> Given exercise: For each line in the data below that holds "Stiftungen", return a copy.

Saved entries:
....

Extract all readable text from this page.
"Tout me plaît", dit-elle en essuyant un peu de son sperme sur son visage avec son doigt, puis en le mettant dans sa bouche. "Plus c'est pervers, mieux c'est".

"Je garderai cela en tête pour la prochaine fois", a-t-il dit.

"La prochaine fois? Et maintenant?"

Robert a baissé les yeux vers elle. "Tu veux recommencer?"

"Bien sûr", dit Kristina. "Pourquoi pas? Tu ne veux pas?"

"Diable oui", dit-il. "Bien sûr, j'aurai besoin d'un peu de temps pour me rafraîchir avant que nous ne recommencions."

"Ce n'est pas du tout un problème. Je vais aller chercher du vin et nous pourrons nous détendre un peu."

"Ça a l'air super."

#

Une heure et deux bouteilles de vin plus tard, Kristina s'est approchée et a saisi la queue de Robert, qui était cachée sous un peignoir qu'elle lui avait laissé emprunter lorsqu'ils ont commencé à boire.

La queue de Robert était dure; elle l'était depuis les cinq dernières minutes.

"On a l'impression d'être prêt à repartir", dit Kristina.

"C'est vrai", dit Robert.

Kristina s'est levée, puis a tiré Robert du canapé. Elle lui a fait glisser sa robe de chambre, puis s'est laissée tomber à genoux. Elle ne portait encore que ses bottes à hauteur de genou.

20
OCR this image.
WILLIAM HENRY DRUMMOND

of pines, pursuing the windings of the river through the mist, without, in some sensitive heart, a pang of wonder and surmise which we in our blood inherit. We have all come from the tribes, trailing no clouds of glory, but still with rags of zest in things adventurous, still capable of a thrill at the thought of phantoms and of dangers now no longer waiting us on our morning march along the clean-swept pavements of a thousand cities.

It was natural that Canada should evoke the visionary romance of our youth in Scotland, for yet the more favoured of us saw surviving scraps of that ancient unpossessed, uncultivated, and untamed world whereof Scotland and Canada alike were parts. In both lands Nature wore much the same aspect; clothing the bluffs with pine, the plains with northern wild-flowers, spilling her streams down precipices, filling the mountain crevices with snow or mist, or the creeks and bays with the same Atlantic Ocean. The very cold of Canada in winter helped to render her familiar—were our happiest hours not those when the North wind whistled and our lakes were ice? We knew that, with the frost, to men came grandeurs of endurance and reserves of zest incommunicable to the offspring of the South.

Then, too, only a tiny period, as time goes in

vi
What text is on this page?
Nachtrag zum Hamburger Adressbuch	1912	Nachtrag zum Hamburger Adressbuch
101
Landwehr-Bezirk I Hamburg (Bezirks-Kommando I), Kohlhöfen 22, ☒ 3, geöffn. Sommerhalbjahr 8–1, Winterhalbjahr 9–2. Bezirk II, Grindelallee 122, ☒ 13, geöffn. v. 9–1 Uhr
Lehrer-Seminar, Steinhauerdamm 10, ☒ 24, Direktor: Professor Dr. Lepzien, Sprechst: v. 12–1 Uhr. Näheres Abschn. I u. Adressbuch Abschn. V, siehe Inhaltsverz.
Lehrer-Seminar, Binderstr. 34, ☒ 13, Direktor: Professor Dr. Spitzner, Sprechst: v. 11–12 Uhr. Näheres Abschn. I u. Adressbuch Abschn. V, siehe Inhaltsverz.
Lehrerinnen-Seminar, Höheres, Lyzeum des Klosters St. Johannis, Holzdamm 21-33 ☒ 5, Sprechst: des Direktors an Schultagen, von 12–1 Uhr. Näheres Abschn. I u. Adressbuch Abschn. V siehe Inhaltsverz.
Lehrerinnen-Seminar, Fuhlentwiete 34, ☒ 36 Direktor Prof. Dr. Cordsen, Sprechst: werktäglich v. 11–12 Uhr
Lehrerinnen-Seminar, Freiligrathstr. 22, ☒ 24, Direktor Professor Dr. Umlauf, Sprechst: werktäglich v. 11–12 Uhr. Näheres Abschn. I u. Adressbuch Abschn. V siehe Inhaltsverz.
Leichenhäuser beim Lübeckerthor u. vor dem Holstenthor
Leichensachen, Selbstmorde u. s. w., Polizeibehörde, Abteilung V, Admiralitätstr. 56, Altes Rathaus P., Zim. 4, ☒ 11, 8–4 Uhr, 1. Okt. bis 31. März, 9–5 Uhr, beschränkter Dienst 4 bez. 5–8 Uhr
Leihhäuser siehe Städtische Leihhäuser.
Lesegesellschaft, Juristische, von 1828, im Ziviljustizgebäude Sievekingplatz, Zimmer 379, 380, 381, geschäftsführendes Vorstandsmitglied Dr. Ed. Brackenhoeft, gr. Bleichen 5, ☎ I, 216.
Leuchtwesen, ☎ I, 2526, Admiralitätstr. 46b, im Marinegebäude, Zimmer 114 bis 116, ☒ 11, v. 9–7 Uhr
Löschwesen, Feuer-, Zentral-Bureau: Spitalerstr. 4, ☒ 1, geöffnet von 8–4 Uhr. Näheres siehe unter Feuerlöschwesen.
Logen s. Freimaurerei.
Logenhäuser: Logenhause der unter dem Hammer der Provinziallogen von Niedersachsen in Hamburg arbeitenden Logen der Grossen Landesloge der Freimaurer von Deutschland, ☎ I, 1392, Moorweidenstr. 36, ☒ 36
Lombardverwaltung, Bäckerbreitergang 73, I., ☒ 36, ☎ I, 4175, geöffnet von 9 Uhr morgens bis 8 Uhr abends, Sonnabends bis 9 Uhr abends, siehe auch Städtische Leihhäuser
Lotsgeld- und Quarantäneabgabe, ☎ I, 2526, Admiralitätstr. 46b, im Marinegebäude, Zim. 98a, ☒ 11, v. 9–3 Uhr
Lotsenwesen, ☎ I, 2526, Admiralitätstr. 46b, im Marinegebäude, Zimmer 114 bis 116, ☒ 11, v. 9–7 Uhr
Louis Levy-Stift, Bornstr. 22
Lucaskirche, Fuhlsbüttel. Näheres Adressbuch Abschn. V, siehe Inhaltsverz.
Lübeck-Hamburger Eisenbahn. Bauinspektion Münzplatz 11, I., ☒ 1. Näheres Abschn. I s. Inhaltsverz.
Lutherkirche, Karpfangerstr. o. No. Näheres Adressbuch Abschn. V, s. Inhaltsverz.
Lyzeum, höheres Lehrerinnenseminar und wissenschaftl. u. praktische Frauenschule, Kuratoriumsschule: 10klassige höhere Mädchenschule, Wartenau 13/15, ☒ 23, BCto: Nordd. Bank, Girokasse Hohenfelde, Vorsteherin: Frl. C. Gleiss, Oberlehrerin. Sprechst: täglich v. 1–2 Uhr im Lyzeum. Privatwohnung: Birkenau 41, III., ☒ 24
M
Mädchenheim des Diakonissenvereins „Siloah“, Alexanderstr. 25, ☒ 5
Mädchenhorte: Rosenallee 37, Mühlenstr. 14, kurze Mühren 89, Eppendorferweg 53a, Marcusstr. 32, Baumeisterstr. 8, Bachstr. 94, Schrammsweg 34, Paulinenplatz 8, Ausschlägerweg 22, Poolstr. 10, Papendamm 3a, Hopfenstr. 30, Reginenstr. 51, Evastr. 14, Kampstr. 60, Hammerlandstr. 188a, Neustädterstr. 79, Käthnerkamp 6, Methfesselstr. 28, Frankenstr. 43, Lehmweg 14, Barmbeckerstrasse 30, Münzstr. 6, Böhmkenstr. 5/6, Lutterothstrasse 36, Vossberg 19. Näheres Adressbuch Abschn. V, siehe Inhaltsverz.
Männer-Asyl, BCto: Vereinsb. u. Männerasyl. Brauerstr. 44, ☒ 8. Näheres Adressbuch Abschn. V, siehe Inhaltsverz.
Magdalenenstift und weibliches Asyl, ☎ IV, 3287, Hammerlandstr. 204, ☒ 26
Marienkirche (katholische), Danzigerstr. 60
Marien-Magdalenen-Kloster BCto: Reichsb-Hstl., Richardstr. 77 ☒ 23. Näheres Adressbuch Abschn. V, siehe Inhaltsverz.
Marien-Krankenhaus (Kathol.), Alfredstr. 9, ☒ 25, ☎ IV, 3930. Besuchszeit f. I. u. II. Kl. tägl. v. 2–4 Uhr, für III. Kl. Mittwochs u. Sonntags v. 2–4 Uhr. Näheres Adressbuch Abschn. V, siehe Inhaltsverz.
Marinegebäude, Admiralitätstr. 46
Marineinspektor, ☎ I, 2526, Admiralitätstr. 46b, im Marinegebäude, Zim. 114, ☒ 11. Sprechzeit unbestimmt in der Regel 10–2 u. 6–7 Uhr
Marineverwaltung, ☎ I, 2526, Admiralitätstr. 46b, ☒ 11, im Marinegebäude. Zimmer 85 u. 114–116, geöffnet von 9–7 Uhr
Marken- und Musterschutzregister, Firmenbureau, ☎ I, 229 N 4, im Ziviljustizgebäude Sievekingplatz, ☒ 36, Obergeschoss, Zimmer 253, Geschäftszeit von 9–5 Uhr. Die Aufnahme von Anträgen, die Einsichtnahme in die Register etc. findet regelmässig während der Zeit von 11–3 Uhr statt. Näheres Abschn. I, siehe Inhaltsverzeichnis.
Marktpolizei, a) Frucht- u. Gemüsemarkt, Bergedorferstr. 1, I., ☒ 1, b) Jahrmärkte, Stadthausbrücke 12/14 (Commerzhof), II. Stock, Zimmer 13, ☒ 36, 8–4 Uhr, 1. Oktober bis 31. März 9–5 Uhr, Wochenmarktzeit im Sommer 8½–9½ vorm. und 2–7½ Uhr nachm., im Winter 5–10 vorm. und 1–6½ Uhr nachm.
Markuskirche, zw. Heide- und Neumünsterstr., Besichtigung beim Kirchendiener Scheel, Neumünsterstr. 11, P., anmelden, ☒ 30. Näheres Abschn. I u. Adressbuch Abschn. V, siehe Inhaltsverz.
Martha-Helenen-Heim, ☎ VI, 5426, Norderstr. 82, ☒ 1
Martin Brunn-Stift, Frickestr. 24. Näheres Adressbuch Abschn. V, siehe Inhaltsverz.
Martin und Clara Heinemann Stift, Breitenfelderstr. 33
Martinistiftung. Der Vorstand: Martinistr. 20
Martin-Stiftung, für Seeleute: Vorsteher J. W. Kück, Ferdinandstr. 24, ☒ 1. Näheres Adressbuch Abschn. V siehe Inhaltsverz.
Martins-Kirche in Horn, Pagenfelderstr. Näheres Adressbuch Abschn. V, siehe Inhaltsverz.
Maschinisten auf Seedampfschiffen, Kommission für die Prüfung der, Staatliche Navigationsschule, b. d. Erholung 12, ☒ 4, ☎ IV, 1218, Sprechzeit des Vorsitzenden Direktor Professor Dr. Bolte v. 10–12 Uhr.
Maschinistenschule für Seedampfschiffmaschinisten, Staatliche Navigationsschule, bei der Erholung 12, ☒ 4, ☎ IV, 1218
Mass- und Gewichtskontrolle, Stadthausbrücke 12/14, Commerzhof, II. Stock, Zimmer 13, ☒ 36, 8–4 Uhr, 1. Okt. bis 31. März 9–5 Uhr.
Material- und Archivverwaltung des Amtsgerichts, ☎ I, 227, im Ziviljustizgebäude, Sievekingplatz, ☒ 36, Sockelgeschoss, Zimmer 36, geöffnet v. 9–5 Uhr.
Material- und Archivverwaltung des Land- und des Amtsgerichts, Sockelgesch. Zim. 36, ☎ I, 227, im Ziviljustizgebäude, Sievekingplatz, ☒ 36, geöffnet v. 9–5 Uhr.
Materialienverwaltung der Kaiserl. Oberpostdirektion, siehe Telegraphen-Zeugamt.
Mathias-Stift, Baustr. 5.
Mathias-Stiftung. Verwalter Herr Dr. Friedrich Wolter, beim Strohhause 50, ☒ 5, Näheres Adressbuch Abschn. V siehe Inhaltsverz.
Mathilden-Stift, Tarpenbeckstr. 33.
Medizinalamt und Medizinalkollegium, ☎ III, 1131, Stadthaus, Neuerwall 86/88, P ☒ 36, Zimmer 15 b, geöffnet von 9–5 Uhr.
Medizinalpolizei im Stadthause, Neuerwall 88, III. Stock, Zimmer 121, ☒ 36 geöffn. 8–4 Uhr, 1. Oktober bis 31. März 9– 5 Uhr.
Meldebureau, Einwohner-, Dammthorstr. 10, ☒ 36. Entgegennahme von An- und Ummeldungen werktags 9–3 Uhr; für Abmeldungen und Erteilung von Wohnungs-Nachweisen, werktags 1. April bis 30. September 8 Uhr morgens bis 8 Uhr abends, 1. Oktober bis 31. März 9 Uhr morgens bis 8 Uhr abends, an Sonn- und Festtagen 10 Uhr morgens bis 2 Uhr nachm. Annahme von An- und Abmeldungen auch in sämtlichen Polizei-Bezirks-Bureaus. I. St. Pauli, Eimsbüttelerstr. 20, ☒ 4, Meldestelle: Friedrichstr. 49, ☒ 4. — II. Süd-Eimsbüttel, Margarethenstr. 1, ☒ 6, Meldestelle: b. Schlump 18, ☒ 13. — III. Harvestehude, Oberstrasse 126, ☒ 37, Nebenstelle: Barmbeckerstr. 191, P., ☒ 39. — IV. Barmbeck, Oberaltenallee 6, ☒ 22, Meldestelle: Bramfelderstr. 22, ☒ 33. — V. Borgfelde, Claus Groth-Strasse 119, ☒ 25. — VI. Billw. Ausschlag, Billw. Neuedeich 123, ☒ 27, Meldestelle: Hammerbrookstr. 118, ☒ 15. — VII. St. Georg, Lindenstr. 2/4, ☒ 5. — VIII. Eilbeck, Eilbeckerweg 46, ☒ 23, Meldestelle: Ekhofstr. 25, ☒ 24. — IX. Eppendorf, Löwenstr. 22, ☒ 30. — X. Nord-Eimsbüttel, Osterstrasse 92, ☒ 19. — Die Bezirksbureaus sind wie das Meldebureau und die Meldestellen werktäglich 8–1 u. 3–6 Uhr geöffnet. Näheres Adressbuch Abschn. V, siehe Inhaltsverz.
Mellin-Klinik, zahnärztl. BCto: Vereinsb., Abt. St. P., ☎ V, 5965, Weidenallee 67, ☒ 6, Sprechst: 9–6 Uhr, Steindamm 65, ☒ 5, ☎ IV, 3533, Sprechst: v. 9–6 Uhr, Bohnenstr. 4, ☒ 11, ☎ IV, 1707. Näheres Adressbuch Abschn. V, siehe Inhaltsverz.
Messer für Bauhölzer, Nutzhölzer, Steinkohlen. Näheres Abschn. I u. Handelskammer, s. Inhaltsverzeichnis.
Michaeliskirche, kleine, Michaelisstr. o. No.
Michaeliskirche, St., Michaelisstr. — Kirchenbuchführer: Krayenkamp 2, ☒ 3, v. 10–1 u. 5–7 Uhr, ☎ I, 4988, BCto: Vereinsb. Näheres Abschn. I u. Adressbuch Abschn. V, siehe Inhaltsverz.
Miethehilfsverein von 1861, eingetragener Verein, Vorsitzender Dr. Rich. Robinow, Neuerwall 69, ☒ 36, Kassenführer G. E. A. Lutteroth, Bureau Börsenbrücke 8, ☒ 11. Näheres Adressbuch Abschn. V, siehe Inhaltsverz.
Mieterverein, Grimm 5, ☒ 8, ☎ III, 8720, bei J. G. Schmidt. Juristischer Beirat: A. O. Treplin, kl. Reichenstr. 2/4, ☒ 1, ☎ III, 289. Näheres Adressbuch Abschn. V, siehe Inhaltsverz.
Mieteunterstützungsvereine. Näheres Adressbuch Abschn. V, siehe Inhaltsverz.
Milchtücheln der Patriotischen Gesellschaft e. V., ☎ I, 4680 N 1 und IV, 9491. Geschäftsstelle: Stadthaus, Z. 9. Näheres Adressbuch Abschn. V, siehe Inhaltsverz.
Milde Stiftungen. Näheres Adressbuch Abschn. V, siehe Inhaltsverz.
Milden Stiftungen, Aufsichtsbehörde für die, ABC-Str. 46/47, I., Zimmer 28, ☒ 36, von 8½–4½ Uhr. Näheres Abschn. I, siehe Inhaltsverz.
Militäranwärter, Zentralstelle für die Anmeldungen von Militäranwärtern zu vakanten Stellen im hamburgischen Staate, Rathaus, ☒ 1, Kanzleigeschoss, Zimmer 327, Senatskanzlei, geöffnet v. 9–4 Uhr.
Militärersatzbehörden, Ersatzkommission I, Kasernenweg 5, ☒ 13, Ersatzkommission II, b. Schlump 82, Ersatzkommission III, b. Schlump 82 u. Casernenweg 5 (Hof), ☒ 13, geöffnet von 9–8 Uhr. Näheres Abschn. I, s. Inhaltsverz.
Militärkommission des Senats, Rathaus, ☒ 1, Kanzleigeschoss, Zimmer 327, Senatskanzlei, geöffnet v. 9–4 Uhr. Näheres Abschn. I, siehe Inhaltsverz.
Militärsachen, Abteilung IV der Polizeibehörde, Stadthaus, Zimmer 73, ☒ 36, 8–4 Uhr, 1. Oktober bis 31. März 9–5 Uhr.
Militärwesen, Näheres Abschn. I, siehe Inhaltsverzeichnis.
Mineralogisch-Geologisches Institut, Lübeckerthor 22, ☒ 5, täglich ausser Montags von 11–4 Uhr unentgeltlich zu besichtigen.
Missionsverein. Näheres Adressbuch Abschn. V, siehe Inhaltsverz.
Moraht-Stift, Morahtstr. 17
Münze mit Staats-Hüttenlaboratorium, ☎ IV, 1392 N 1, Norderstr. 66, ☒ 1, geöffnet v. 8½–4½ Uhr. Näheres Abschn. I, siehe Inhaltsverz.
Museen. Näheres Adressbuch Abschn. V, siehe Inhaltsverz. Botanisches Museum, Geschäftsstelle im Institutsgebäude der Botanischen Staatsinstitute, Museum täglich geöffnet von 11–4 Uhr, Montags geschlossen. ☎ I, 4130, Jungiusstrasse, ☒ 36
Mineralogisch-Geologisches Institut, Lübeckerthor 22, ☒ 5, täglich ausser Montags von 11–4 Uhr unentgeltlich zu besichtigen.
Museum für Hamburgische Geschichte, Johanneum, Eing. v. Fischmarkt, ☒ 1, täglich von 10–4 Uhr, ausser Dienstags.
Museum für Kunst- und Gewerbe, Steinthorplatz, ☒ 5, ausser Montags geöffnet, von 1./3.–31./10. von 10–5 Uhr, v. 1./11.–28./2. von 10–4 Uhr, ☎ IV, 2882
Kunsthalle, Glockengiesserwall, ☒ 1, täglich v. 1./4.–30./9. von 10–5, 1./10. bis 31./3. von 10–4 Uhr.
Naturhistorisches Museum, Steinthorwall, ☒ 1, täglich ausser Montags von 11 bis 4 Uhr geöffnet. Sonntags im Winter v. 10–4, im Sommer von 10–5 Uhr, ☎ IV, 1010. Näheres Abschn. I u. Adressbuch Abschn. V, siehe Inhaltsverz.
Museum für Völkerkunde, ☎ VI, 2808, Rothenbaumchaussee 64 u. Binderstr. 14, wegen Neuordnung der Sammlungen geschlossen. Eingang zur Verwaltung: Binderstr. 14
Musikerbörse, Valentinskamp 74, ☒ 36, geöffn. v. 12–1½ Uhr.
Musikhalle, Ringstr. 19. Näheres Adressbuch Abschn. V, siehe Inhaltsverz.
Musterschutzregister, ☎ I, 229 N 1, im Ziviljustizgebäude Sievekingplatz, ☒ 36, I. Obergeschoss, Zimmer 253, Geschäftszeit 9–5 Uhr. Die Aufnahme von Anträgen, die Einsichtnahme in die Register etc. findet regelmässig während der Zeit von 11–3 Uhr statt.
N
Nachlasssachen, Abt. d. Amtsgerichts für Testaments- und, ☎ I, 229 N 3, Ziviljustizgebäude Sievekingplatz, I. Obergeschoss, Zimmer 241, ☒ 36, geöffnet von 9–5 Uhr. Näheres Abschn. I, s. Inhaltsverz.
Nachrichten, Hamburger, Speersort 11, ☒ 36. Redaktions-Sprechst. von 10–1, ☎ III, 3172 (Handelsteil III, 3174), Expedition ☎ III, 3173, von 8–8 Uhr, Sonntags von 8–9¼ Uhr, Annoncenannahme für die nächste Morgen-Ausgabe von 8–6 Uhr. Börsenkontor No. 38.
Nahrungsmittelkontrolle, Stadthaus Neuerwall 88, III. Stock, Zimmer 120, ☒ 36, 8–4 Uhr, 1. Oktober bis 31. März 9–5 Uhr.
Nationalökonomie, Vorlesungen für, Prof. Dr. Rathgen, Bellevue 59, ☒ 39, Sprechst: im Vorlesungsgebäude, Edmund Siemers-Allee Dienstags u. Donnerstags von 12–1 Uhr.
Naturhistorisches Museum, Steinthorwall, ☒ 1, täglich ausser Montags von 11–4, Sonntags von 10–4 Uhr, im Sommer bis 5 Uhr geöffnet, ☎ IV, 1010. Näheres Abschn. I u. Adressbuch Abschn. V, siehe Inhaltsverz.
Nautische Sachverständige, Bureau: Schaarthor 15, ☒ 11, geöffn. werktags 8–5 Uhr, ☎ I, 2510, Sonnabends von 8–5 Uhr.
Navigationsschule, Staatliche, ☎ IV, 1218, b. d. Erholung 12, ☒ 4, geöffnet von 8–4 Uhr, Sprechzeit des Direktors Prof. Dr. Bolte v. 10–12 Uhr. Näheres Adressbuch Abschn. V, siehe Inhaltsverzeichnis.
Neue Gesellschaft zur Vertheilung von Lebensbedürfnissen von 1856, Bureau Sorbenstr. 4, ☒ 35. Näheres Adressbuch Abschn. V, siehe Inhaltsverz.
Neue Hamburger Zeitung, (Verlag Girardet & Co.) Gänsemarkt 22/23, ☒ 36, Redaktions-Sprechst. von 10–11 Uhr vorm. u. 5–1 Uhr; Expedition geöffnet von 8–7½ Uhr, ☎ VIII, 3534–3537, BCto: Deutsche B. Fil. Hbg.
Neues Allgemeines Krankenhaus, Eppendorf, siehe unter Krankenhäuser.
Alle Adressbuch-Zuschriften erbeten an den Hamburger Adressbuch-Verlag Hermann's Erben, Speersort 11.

....

> Output for this task:
Milde Stiftungen. Näheres Adressbuch Abschn. V, siehe Inhaltsverz.
Milden Stiftungen, Aufsichtsbehörde für die, ABC-Str. 46/47, I., Zimmer 28, ☒ 36, von 8½–4½ Uhr. Näheres Abschn. I, siehe Inhaltsverz.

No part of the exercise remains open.